— Enunciado 1 —
Vuelve a escribir el tramo del fragmento sobre la revolución que va desde "Esto lleva a" hasta "en la ideología.", cambiando "Marx" por "Engels".

— Fragmento de origen —
--
Esto lleva a una diferencia trascendente a la hora de
contar la relación familiar con la revolución. Recordemos que –como decía el
viejo Marx- la infraestructura determina la superestructura: la clase social de
pertenencia influye grandemente en la ideología.
Por ubicación social, la familia Blasco (la de Celorio) tendría que haber estado en contra del proceso, la revolución no era para ellos. En cambio, para la familia Rodríguez, la situación era parcialmente diferente. Mi abuela era viuda de un obrero destacado en la lucha sindical; mi tío Frank, un discapacitado (más aparente que real) que de inmediato obtuvo una pensión y la tía Haydee ya había accedido a la clase media, a través de su matrimonio con el tío Alfredo… que fue miliciano, ocupó fábricas y decidió en 1960 terminar la carrera de abogado que había dejado trunca, para contribuir mejor a la Revolución.
El deterioro en el nivel de vida de los Blasco es
evidente y casi inmediato. Proseguirá, infatigable, a lo largo de los años. El
del nivel de vida de los Rodríguez también va a la baja, pero de manera
intermitente, para terminar desplomándose en los años de economía de guerra.
Vista desde afuera, la decadencia de los aristócratas
Blasco puede ser vista como un proceso casi natural. Son la clase derrotada que
intenta amurallarse en sus casas solariegas y blasonadas (renegando de la
revolución o aceptándola de dientes para afuera, según el caso). Parece casi un
acto de justicia, y un poco de eso destila en el texto de Celorio. Hay solidaridad
y cariño familiar, pero también la comprensión de que estos personajes
improductivos no podían ser sujetos o beneficiarios de una revolución
socialista.
En cambio, el deterioro de los proletarios y
clasemedieros Rodríguez es menos explicable para el ojo que los mira desde
fuera, desde México. Habla, desde el comienzo, de omisiones, contradicciones e
ineficiencias de la Revolución, que no da a sus hijos más que los satisfactores
estrictamente necesarios –y luego, ni eso-, por mucho que éstos se esfuercen
por cumplir con ella, hagan trabajo voluntario, por más que se hayan dedicado
en cuerpo y alma a su triunfo y consolidación.
¿Cómo podría yo justificar el hambre que pasó mi abuela
en sus últimos años? Un hambre que no tuvo esa esposa de obrero, que fue madre
adolescente, ni en los peores momentos de la dictadura de Machado. ¿Revolución
proletaria?
Tanto Celorio como yo gozamos de una atalaya privilegiada
para observar la situación. Nacer y criarse en México, no en Miami ni en La
Habana, da un punto de vista óptimo para no caer en la miopía de unos y otros,
para no hundirse en el maniqueísmo de un pueblo enfrentado, para ver a islados y desislados de forma crítica.
--
— Datos proporcionados —
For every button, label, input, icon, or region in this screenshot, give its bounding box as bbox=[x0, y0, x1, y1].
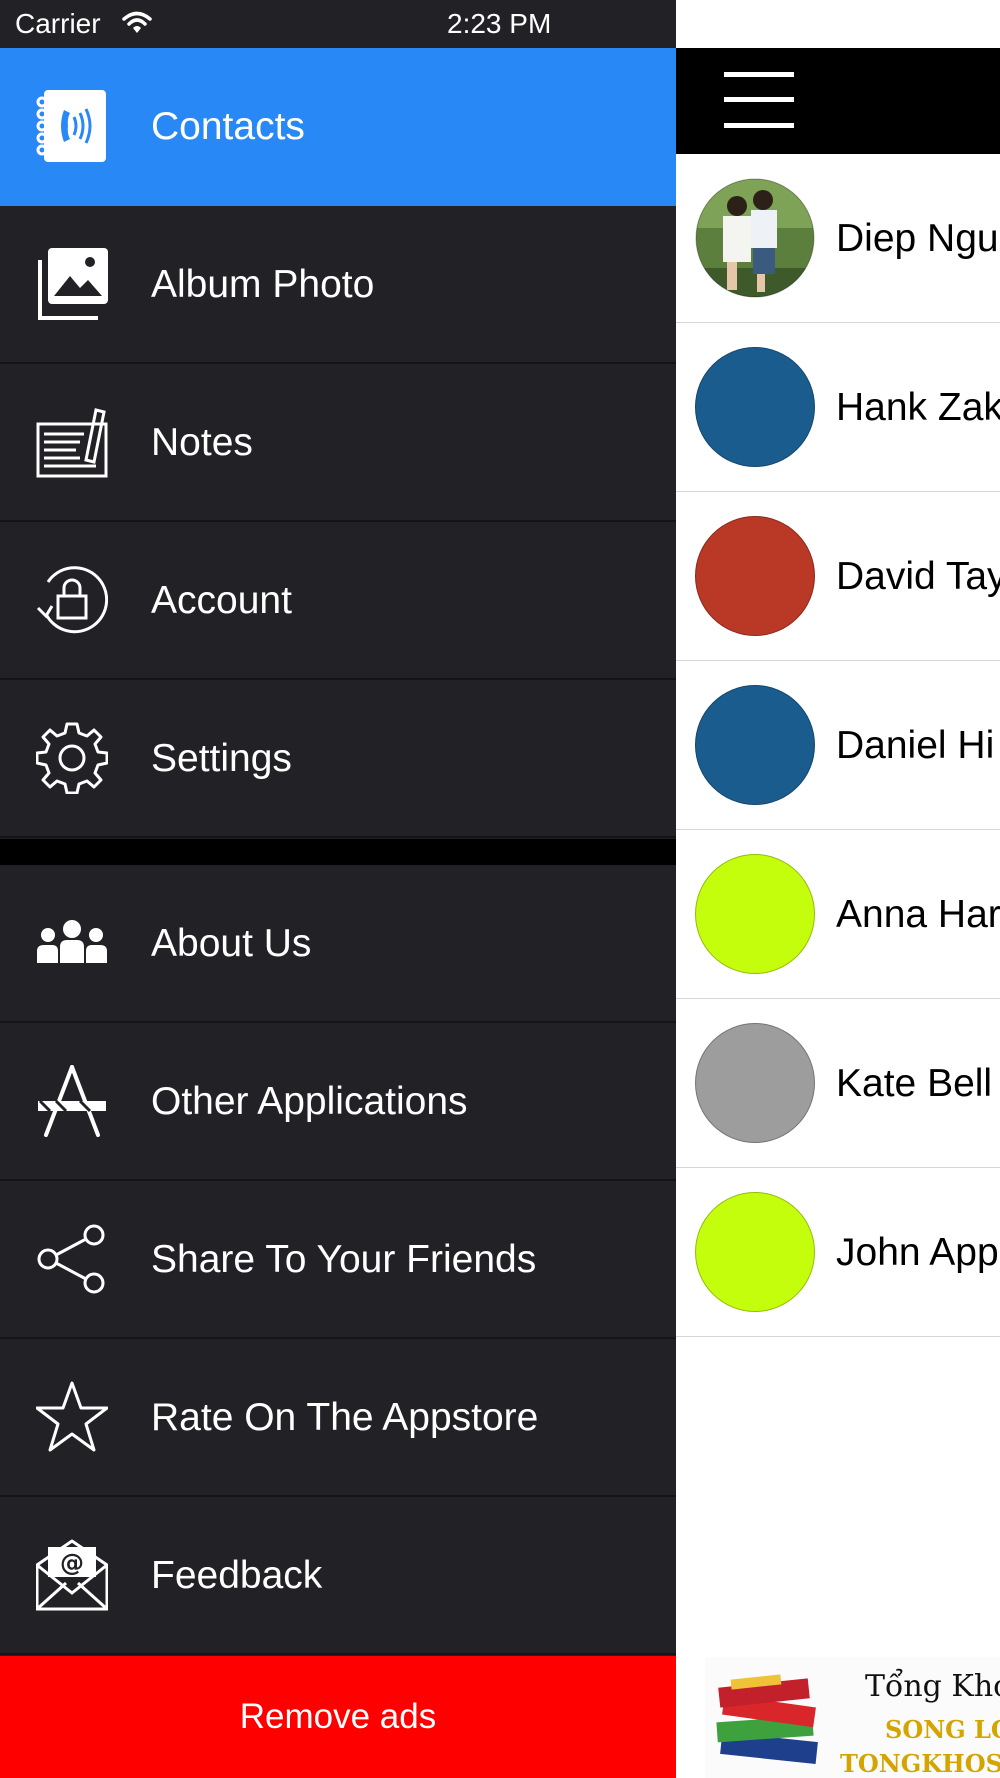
menu-item-feedback[interactable]: @ Feedback bbox=[0, 1497, 676, 1655]
avatar-photo bbox=[695, 178, 815, 298]
svg-text:@: @ bbox=[60, 1549, 84, 1577]
menu-item-settings[interactable]: Settings bbox=[0, 680, 676, 838]
app-store-icon bbox=[38, 1065, 106, 1137]
menu-item-label: Share To Your Friends bbox=[151, 1238, 537, 1281]
menu-item-account[interactable]: Account bbox=[0, 522, 676, 680]
ad-text: SONG LO bbox=[885, 1715, 1000, 1744]
contact-name: Daniel Hi bbox=[836, 724, 995, 767]
ad-text: TONGKHOSI bbox=[840, 1749, 1000, 1778]
gear-icon bbox=[36, 722, 108, 794]
lock-icon bbox=[36, 566, 108, 634]
contacts-book-icon bbox=[36, 90, 106, 162]
hamburger-icon[interactable] bbox=[724, 72, 794, 128]
menu-item-other-applications[interactable]: Other Applications bbox=[0, 1023, 676, 1181]
share-icon bbox=[37, 1224, 105, 1294]
wifi-icon bbox=[122, 11, 152, 33]
menu-item-label: Account bbox=[151, 579, 292, 622]
menu-item-contacts[interactable]: Contacts bbox=[0, 48, 676, 206]
menu-item-notes[interactable]: Notes bbox=[0, 364, 676, 522]
avatar bbox=[695, 1023, 815, 1143]
menu-item-label: About Us bbox=[151, 922, 312, 965]
contact-name: Anna Har bbox=[836, 893, 1000, 936]
contact-row[interactable]: Kate Bell bbox=[676, 999, 1000, 1168]
contact-name: Diep Ngu bbox=[836, 217, 999, 260]
menu-item-label: Album Photo bbox=[151, 263, 375, 306]
contact-row[interactable]: Daniel Hi bbox=[676, 661, 1000, 830]
contact-name: Kate Bell bbox=[836, 1062, 993, 1105]
ad-text: Tổng Kho bbox=[865, 1669, 1000, 1704]
contact-name: John App bbox=[836, 1231, 999, 1274]
menu-item-label: Feedback bbox=[151, 1554, 323, 1597]
photo-album-icon bbox=[38, 248, 108, 320]
menu-item-album-photo[interactable]: Album Photo bbox=[0, 206, 676, 364]
menu-divider bbox=[0, 839, 676, 865]
menu-item-label: Rate On The Appstore bbox=[151, 1396, 539, 1439]
clock: 2:23 PM bbox=[447, 8, 552, 39]
contact-name: David Tay bbox=[836, 555, 1000, 598]
menu-item-label: Contacts bbox=[151, 105, 305, 148]
notes-icon bbox=[36, 408, 108, 478]
avatar bbox=[695, 347, 815, 467]
people-icon bbox=[37, 920, 107, 963]
avatar bbox=[695, 516, 815, 636]
ad-banner[interactable]: Tổng Kho SONG LO TONGKHOSI bbox=[705, 1657, 1000, 1778]
carrier-label: Carrier bbox=[15, 8, 101, 39]
remove-ads-button[interactable]: Remove ads bbox=[0, 1656, 676, 1778]
email-icon: @ bbox=[36, 1539, 108, 1611]
contact-row[interactable]: Hank Zak bbox=[676, 323, 1000, 492]
menu-item-share[interactable]: Share To Your Friends bbox=[0, 1181, 676, 1339]
contact-row[interactable]: Anna Har bbox=[676, 830, 1000, 999]
books-image bbox=[716, 1674, 818, 1764]
menu-item-rate[interactable]: Rate On The Appstore bbox=[0, 1339, 676, 1497]
contact-row[interactable]: John App bbox=[676, 1168, 1000, 1337]
nav-bar bbox=[676, 48, 1000, 154]
menu-item-label: Notes bbox=[151, 421, 253, 464]
menu-item-label: Settings bbox=[151, 737, 292, 780]
side-menu: Contacts Album Photo Notes Account Setti… bbox=[0, 48, 676, 1778]
menu-item-label: Other Applications bbox=[151, 1080, 468, 1123]
avatar bbox=[695, 1192, 815, 1312]
avatar bbox=[695, 854, 815, 974]
contact-row[interactable]: Diep Ngu bbox=[676, 154, 1000, 323]
contact-row[interactable]: David Tay bbox=[676, 492, 1000, 661]
menu-item-about-us[interactable]: About Us bbox=[0, 865, 676, 1023]
avatar bbox=[695, 685, 815, 805]
contact-name: Hank Zak bbox=[836, 386, 1000, 429]
star-icon bbox=[36, 1381, 108, 1452]
contacts-panel: Diep Ngu Hank Zak David Tay Daniel Hi An… bbox=[676, 0, 1000, 1778]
--
— Enunciado 2 —
De las entradas, copia sin ningún cambio solo el tramo que va desde la línea que contiene "menu-item-feedback[interactable]: @ Feedback" hasta la que contiene "gear-icon bbox=[36, 722, 108, 794]", incluidas las dos.

— Resultado final 1 —
Esto lleva a una diferencia trascendente a la hora de
contar la relación familiar con la revolución. Recordemos que –como decía el
viejo Engels- la infraestructura determina la superestructura: la clase social de
pertenencia influye grandemente en la ideología.

— Resultado final 2 —
menu-item-feedback[interactable]: @ Feedback bbox=[0, 1497, 676, 1655]
avatar-photo bbox=[695, 178, 815, 298]
svg-text:@: @ bbox=[60, 1549, 84, 1577]
menu-item-settings[interactable]: Settings bbox=[0, 680, 676, 838]
app-store-icon bbox=[38, 1065, 106, 1137]
menu-item-label: Share To Your Friends bbox=[151, 1238, 537, 1281]
menu-item-account[interactable]: Account bbox=[0, 522, 676, 680]
ad-text: SONG LO bbox=[885, 1715, 1000, 1744]
contact-name: Daniel Hi bbox=[836, 724, 995, 767]
ad-text: TONGKHOSI bbox=[840, 1749, 1000, 1778]
gear-icon bbox=[36, 722, 108, 794]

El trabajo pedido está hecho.